[REQUIREMENT] Write out all of the data exactly as it appears.
[START OF DATASET ENTRIES]
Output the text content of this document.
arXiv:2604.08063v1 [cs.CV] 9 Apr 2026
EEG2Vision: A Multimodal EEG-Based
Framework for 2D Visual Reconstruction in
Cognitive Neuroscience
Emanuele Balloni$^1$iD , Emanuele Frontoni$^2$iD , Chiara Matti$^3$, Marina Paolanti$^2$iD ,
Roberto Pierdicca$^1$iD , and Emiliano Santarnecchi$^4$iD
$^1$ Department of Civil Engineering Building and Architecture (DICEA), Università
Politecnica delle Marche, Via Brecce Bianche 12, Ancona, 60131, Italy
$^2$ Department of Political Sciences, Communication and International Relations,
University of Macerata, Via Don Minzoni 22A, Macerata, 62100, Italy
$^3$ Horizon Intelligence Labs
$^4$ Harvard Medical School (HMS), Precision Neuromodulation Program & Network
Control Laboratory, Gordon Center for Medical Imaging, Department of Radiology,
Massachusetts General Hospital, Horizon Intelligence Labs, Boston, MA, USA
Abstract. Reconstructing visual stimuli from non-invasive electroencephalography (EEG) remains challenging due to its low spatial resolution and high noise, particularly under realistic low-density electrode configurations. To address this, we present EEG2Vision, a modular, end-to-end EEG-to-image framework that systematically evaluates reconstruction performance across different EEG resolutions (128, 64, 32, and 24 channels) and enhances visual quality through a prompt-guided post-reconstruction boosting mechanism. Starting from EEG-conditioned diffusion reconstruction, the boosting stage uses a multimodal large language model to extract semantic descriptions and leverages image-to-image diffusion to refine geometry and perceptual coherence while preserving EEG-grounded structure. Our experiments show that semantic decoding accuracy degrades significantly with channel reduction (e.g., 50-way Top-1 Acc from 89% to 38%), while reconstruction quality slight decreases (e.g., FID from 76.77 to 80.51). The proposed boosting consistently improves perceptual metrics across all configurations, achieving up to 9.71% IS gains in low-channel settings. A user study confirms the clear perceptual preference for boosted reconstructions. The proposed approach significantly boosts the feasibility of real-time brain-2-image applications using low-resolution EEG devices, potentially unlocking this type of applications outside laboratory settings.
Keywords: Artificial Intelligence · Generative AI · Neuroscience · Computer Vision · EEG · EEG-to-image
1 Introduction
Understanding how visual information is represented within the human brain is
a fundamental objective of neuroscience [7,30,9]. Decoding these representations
[END OF DATASET ENTRIES]
[OUTPUT FOR THIS EXERCISE]
Output the text content of this document.
arXiv:2604.08063v1 [cs.CV] 9 Apr 2026
EEG2Vision: A Multimodal EEG-Based
Framework for 2D Visual Reconstruction in
Cognitive Neuroscience
Emanuele Balloni$^1$iD , Emanuele Frontoni$^2$iD , Chiara Matti$^3$, Marina Paolanti$^2$iD ,
Roberto Pierdicca$^1$iD , and Emiliano Santarnecchi$^4$iD
$^1$ Department of Civil Engineering Building and Architecture (DICEA), Università
Politecnica delle Marche, Via Brecce Bianche 12, Ancona, 60131, Italy
$^2$ Department of Political Sciences, Communication and International Relations,
University of Macerata, Via Don Minzoni 22A, Macerata, 62100, Italy
$^3$ Horizon Intelligence Labs
$^4$ Harvard Medical School (HMS), Precision Neuromodulation Program & Network
Control Laboratory, Gordon Center for Medical Imaging, Department of Radiology,
Massachusetts General Hospital, Horizon Intelligence Labs, Boston, MA, USA
Abstract. Reconstructing visual stimuli from non-invasive electroencephalography (EEG) remains challenging due to its low spatial resolution and high noise, particularly under realistic low-density electrode configurations. To address this, we present EEG2Vision, a modular, end-to-end EEG-to-image framework that systematically evaluates reconstruction performance across different EEG resolutions (128, 64, 32, and 24 channels) and enhances visual quality through a prompt-guided post-reconstruction boosting mechanism. Starting from EEG-conditioned diffusion reconstruction, the boosting stage uses a multimodal large language model to extract semantic descriptions and leverages image-to-image diffusion to refine geometry and perceptual coherence while preserving EEG-grounded structure. Our experiments show that semantic decoding accuracy degrades significantly with channel reduction (e.g., 50-way Top-1 Acc from 89% to 38%), while reconstruction quality slight decreases (e.g., FID from 76.77 to 80.51). The proposed boosting consistently improves perceptual metrics across all configurations, achieving up to 9.71% IS gains in low-channel settings. A user study confirms the clear perceptual preference for boosted reconstructions. The proposed approach significantly boosts the feasibility of real-time brain-2-image applications using low-resolution EEG devices, potentially unlocking this type of applications outside laboratory settings.
Keywords: Artificial Intelligence · Generative AI · Neuroscience · Computer Vision · EEG · EEG-to-image
1 Introduction
Understanding how visual information is represented within the human brain is
a fundamental objective of neuroscience [7,30,9]. Decoding these representations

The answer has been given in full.